** BEGIN **
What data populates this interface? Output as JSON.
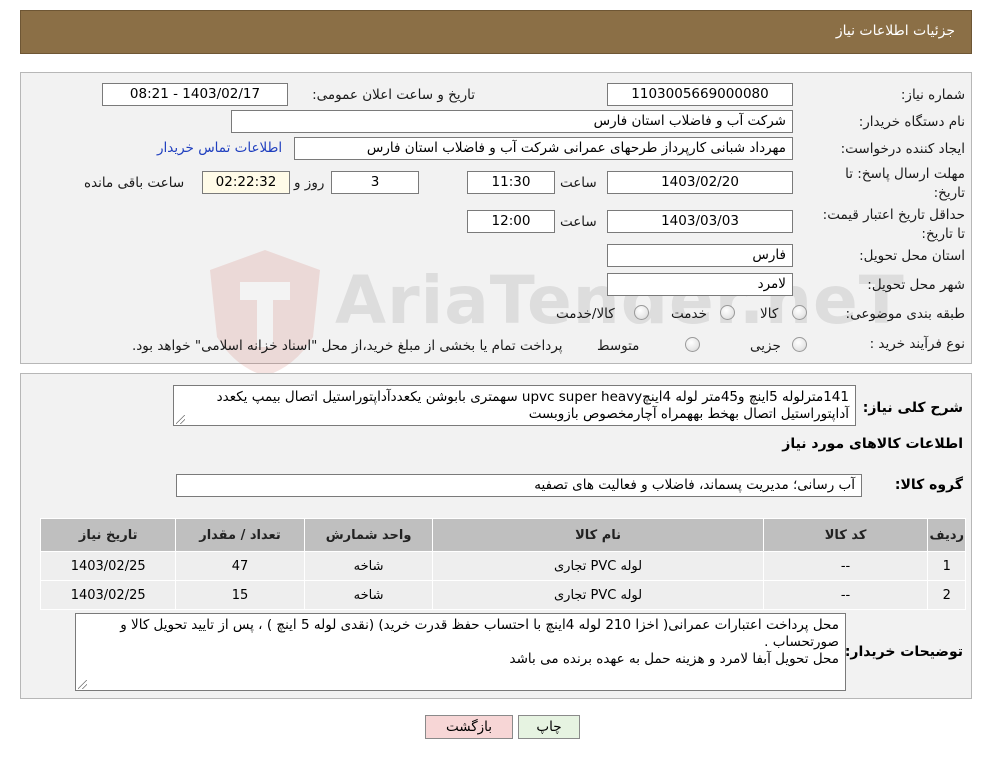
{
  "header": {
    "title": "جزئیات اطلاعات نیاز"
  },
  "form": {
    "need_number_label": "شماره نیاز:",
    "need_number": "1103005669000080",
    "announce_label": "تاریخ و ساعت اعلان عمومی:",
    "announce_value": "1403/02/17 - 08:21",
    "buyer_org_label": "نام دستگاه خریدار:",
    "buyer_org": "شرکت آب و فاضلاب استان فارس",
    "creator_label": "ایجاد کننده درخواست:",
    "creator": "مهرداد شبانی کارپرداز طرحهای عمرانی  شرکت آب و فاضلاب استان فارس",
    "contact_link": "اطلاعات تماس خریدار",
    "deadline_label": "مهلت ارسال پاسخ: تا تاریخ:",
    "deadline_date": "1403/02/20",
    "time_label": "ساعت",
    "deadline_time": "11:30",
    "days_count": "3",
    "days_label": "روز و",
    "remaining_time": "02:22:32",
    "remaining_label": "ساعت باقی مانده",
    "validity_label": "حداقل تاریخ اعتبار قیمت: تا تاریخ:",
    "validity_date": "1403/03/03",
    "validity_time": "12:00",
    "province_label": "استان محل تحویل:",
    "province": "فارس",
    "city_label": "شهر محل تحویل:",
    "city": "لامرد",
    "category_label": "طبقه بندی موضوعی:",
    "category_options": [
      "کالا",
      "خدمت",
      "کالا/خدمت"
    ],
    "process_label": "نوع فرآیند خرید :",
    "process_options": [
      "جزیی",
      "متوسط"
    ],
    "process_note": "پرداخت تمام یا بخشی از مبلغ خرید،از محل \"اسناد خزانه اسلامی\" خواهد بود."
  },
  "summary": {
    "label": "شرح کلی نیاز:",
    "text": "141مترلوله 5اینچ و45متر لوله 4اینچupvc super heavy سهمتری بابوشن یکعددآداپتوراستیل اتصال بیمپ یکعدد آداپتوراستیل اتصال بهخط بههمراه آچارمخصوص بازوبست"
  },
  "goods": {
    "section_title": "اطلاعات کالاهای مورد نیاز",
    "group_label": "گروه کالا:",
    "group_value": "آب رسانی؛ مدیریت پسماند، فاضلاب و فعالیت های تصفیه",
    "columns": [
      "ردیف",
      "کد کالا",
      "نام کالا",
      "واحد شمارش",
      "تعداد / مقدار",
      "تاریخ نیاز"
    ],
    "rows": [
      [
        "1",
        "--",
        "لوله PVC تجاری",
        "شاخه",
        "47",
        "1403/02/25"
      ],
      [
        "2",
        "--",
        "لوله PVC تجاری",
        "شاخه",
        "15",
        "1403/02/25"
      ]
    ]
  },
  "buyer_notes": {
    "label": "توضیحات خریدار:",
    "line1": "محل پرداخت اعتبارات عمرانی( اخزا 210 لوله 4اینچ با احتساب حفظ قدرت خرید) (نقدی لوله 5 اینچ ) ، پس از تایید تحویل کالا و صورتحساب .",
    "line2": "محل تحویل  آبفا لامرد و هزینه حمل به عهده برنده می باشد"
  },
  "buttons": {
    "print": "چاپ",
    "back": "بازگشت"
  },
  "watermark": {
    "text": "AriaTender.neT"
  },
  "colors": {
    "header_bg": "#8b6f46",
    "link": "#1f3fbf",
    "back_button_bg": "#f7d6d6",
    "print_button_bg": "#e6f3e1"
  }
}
** END **
From the material above, reproduce everything verbatim except the pictures.

What data populates this interface? Output as JSON.
{
  "header": {
    "title": "جزئیات اطلاعات نیاز"
  },
  "form": {
    "need_number_label": "شماره نیاز:",
    "need_number": "1103005669000080",
    "announce_label": "تاریخ و ساعت اعلان عمومی:",
    "announce_value": "1403/02/17 - 08:21",
    "buyer_org_label": "نام دستگاه خریدار:",
    "buyer_org": "شرکت آب و فاضلاب استان فارس",
    "creator_label": "ایجاد کننده درخواست:",
    "creator": "مهرداد شبانی کارپرداز طرحهای عمرانی  شرکت آب و فاضلاب استان فارس",
    "contact_link": "اطلاعات تماس خریدار",
    "deadline_label": "مهلت ارسال پاسخ: تا تاریخ:",
    "deadline_date": "1403/02/20",
    "time_label": "ساعت",
    "deadline_time": "11:30",
    "days_count": "3",
    "days_label": "روز و",
    "remaining_time": "02:22:32",
    "remaining_label": "ساعت باقی مانده",
    "validity_label": "حداقل تاریخ اعتبار قیمت: تا تاریخ:",
    "validity_date": "1403/03/03",
    "validity_time": "12:00",
    "province_label": "استان محل تحویل:",
    "province": "فارس",
    "city_label": "شهر محل تحویل:",
    "city": "لامرد",
    "category_label": "طبقه بندی موضوعی:",
    "category_options": [
      "کالا",
      "خدمت",
      "کالا/خدمت"
    ],
    "process_label": "نوع فرآیند خرید :",
    "process_options": [
      "جزیی",
      "متوسط"
    ],
    "process_note": "پرداخت تمام یا بخشی از مبلغ خرید،از محل \"اسناد خزانه اسلامی\" خواهد بود."
  },
  "summary": {
    "label": "شرح کلی نیاز:",
    "text": "141مترلوله 5اینچ و45متر لوله 4اینچupvc super heavy سهمتری بابوشن یکعددآداپتوراستیل اتصال بیمپ یکعدد آداپتوراستیل اتصال بهخط بههمراه آچارمخصوص بازوبست"
  },
  "goods": {
    "section_title": "اطلاعات کالاهای مورد نیاز",
    "group_label": "گروه کالا:",
    "group_value": "آب رسانی؛ مدیریت پسماند، فاضلاب و فعالیت های تصفیه",
    "columns": [
      "ردیف",
      "کد کالا",
      "نام کالا",
      "واحد شمارش",
      "تعداد / مقدار",
      "تاریخ نیاز"
    ],
    "rows": [
      [
        "1",
        "--",
        "لوله PVC تجاری",
        "شاخه",
        "47",
        "1403/02/25"
      ],
      [
        "2",
        "--",
        "لوله PVC تجاری",
        "شاخه",
        "15",
        "1403/02/25"
      ]
    ]
  },
  "buyer_notes": {
    "label": "توضیحات خریدار:",
    "line1": "محل پرداخت اعتبارات عمرانی( اخزا 210 لوله 4اینچ با احتساب حفظ قدرت خرید) (نقدی لوله 5 اینچ ) ، پس از تایید تحویل کالا و صورتحساب .",
    "line2": "محل تحویل  آبفا لامرد و هزینه حمل به عهده برنده می باشد"
  },
  "buttons": {
    "print": "چاپ",
    "back": "بازگشت"
  },
  "watermark": {
    "text": "AriaTender.neT"
  },
  "colors": {
    "header_bg": "#8b6f46",
    "link": "#1f3fbf",
    "back_button_bg": "#f7d6d6",
    "print_button_bg": "#e6f3e1"
  }
}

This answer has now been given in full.